## THE TASK
Copy the listing below line for line, without changing anything.

[Entries for boxed elements]
>>>

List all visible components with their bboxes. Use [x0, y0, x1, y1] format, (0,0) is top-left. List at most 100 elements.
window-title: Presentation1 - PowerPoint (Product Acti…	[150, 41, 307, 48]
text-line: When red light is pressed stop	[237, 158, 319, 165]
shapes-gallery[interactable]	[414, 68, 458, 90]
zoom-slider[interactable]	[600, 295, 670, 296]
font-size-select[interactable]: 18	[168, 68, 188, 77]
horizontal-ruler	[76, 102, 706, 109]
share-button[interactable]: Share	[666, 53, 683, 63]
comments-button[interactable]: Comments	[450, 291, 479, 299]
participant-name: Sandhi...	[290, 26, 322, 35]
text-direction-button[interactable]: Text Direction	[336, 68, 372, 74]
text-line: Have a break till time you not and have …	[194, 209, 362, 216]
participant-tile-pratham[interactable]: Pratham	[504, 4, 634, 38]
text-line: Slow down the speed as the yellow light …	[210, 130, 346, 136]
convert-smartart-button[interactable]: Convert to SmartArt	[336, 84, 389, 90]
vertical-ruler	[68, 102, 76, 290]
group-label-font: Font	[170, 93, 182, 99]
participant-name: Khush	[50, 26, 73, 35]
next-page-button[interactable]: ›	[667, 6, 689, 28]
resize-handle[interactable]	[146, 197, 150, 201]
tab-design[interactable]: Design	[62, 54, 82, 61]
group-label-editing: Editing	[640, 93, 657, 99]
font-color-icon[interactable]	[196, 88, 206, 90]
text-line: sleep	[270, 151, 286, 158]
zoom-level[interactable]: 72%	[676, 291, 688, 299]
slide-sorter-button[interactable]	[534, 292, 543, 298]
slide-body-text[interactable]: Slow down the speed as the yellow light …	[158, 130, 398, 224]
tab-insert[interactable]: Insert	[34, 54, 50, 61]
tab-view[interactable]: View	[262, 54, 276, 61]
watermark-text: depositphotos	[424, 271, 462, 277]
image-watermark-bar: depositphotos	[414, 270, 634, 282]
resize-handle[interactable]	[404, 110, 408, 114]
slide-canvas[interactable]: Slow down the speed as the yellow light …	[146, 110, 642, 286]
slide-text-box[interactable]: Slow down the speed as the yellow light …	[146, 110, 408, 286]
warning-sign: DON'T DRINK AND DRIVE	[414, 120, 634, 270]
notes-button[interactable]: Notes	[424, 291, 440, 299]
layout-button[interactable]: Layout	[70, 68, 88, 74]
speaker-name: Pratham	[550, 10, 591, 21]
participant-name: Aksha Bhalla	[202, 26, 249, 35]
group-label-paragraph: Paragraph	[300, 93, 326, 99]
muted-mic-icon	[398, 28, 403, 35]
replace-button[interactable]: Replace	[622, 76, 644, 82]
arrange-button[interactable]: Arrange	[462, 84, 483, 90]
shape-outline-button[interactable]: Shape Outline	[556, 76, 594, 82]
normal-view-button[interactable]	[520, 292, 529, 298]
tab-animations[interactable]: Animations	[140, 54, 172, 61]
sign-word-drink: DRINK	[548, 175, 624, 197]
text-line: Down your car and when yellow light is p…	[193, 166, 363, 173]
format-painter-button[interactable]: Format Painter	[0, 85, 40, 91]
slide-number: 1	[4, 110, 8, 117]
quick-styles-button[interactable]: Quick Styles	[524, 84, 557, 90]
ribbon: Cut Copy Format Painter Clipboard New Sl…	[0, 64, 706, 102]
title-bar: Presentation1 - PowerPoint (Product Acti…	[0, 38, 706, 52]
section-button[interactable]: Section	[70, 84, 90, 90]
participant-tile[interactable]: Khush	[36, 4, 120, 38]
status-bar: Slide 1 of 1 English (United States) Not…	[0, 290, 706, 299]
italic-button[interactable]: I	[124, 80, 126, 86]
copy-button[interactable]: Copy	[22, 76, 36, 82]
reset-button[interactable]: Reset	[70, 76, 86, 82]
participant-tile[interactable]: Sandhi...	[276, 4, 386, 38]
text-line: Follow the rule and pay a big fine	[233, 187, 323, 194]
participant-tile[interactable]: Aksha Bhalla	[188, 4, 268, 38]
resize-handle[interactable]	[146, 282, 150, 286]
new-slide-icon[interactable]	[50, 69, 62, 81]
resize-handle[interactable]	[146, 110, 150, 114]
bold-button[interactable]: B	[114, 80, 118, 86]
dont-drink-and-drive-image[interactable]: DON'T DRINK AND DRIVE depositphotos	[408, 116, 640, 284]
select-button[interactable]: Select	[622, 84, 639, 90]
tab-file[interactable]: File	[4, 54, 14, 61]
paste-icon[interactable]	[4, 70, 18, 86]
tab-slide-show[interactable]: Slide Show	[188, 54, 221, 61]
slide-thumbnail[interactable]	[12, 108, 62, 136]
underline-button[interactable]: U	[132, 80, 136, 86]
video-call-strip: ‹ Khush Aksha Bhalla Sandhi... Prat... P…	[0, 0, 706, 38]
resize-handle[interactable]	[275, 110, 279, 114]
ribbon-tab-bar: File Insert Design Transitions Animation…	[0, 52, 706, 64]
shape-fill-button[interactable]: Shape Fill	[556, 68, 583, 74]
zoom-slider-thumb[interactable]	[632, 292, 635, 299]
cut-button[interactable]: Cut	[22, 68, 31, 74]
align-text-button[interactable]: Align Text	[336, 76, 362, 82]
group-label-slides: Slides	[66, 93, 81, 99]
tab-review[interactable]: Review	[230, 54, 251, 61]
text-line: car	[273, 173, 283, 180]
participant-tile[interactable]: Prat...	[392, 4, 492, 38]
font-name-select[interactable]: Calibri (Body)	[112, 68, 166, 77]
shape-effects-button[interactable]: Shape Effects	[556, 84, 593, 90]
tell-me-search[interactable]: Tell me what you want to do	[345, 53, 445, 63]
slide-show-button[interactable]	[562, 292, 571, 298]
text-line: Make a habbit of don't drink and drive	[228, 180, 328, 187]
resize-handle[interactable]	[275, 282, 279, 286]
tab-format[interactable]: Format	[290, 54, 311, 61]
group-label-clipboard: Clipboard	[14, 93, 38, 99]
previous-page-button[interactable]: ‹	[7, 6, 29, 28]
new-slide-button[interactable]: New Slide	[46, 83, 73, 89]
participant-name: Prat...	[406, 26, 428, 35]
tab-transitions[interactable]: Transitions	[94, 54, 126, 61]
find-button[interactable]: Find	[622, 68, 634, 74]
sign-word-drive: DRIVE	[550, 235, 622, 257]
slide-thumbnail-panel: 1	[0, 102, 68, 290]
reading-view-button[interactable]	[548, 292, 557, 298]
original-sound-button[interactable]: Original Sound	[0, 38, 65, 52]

<<<

## CORRECT OUTPUT
List all visible components with their bboxes. Use [x0, y0, x1, y1] format, (0,0) is top-left. List at most 100 elements.
window-title: Presentation1 - PowerPoint (Product Acti…	[150, 41, 307, 48]
text-line: When red light is pressed stop	[237, 158, 319, 165]
shapes-gallery[interactable]	[414, 68, 458, 90]
zoom-slider[interactable]	[600, 295, 670, 296]
font-size-select[interactable]: 18	[168, 68, 188, 77]
horizontal-ruler	[76, 102, 706, 109]
share-button[interactable]: Share	[666, 53, 683, 63]
comments-button[interactable]: Comments	[450, 291, 479, 299]
participant-name: Sandhi...	[290, 26, 322, 35]
text-direction-button[interactable]: Text Direction	[336, 68, 372, 74]
text-line: Have a break till time you not and have …	[194, 209, 362, 216]
participant-tile-pratham[interactable]: Pratham	[504, 4, 634, 38]
text-line: Slow down the speed as the yellow light …	[210, 130, 346, 136]
convert-smartart-button[interactable]: Convert to SmartArt	[336, 84, 389, 90]
vertical-ruler	[68, 102, 76, 290]
group-label-font: Font	[170, 93, 182, 99]
participant-name: Khush	[50, 26, 73, 35]
next-page-button[interactable]: ›	[667, 6, 689, 28]
resize-handle[interactable]	[146, 197, 150, 201]
tab-design[interactable]: Design	[62, 54, 82, 61]
group-label-editing: Editing	[640, 93, 657, 99]
font-color-icon[interactable]	[196, 88, 206, 90]
text-line: sleep	[270, 151, 286, 158]
zoom-level[interactable]: 72%	[676, 291, 688, 299]
slide-sorter-button[interactable]	[534, 292, 543, 298]
slide-body-text[interactable]: Slow down the speed as the yellow light …	[158, 130, 398, 224]
tab-insert[interactable]: Insert	[34, 54, 50, 61]
tab-view[interactable]: View	[262, 54, 276, 61]
watermark-text: depositphotos	[424, 271, 462, 277]
image-watermark-bar: depositphotos	[414, 270, 634, 282]
resize-handle[interactable]	[404, 110, 408, 114]
slide-canvas[interactable]: Slow down the speed as the yellow light …	[146, 110, 642, 286]
slide-text-box[interactable]: Slow down the speed as the yellow light …	[146, 110, 408, 286]
warning-sign: DON'T DRINK AND DRIVE	[414, 120, 634, 270]
notes-button[interactable]: Notes	[424, 291, 440, 299]
layout-button[interactable]: Layout	[70, 68, 88, 74]
speaker-name: Pratham	[550, 10, 591, 21]
participant-name: Aksha Bhalla	[202, 26, 249, 35]
group-label-paragraph: Paragraph	[300, 93, 326, 99]
muted-mic-icon	[398, 28, 403, 35]
replace-button[interactable]: Replace	[622, 76, 644, 82]
arrange-button[interactable]: Arrange	[462, 84, 483, 90]
shape-outline-button[interactable]: Shape Outline	[556, 76, 594, 82]
normal-view-button[interactable]	[520, 292, 529, 298]
tab-animations[interactable]: Animations	[140, 54, 172, 61]
sign-word-drink: DRINK	[548, 175, 624, 197]
text-line: Down your car and when yellow light is p…	[193, 166, 363, 173]
format-painter-button[interactable]: Format Painter	[0, 85, 40, 91]
slide-number: 1	[4, 110, 8, 117]
quick-styles-button[interactable]: Quick Styles	[524, 84, 557, 90]
ribbon: Cut Copy Format Painter Clipboard New Sl…	[0, 64, 706, 102]
title-bar: Presentation1 - PowerPoint (Product Acti…	[0, 38, 706, 52]
section-button[interactable]: Section	[70, 84, 90, 90]
participant-tile[interactable]: Khush	[36, 4, 120, 38]
status-bar: Slide 1 of 1 English (United States) Not…	[0, 290, 706, 299]
italic-button[interactable]: I	[124, 80, 126, 86]
copy-button[interactable]: Copy	[22, 76, 36, 82]
reset-button[interactable]: Reset	[70, 76, 86, 82]
participant-tile[interactable]: Sandhi...	[276, 4, 386, 38]
text-line: Follow the rule and pay a big fine	[233, 187, 323, 194]
participant-tile[interactable]: Aksha Bhalla	[188, 4, 268, 38]
resize-handle[interactable]	[146, 282, 150, 286]
new-slide-icon[interactable]	[50, 69, 62, 81]
resize-handle[interactable]	[146, 110, 150, 114]
bold-button[interactable]: B	[114, 80, 118, 86]
dont-drink-and-drive-image[interactable]: DON'T DRINK AND DRIVE depositphotos	[408, 116, 640, 284]
select-button[interactable]: Select	[622, 84, 639, 90]
tab-file[interactable]: File	[4, 54, 14, 61]
paste-icon[interactable]	[4, 70, 18, 86]
tab-slide-show[interactable]: Slide Show	[188, 54, 221, 61]
slide-thumbnail[interactable]	[12, 108, 62, 136]
underline-button[interactable]: U	[132, 80, 136, 86]
video-call-strip: ‹ Khush Aksha Bhalla Sandhi... Prat... P…	[0, 0, 706, 38]
resize-handle[interactable]	[275, 110, 279, 114]
ribbon-tab-bar: File Insert Design Transitions Animation…	[0, 52, 706, 64]
shape-fill-button[interactable]: Shape Fill	[556, 68, 583, 74]
zoom-slider-thumb[interactable]	[632, 292, 635, 299]
cut-button[interactable]: Cut	[22, 68, 31, 74]
align-text-button[interactable]: Align Text	[336, 76, 362, 82]
group-label-slides: Slides	[66, 93, 81, 99]
tab-review[interactable]: Review	[230, 54, 251, 61]
text-line: car	[273, 173, 283, 180]
participant-tile[interactable]: Prat...	[392, 4, 492, 38]
font-name-select[interactable]: Calibri (Body)	[112, 68, 166, 77]
shape-effects-button[interactable]: Shape Effects	[556, 84, 593, 90]
tell-me-search[interactable]: Tell me what you want to do	[345, 53, 445, 63]
slide-show-button[interactable]	[562, 292, 571, 298]
text-line: Make a habbit of don't drink and drive	[228, 180, 328, 187]
resize-handle[interactable]	[275, 282, 279, 286]
tab-format[interactable]: Format	[290, 54, 311, 61]
group-label-clipboard: Clipboard	[14, 93, 38, 99]
previous-page-button[interactable]: ‹	[7, 6, 29, 28]
new-slide-button[interactable]: New Slide	[46, 83, 73, 89]
participant-name: Prat...	[406, 26, 428, 35]
tab-transitions[interactable]: Transitions	[94, 54, 126, 61]
find-button[interactable]: Find	[622, 68, 634, 74]
sign-word-drive: DRIVE	[550, 235, 622, 257]
slide-thumbnail-panel: 1	[0, 102, 68, 290]
reading-view-button[interactable]	[548, 292, 557, 298]
original-sound-button[interactable]: Original Sound	[0, 38, 65, 52]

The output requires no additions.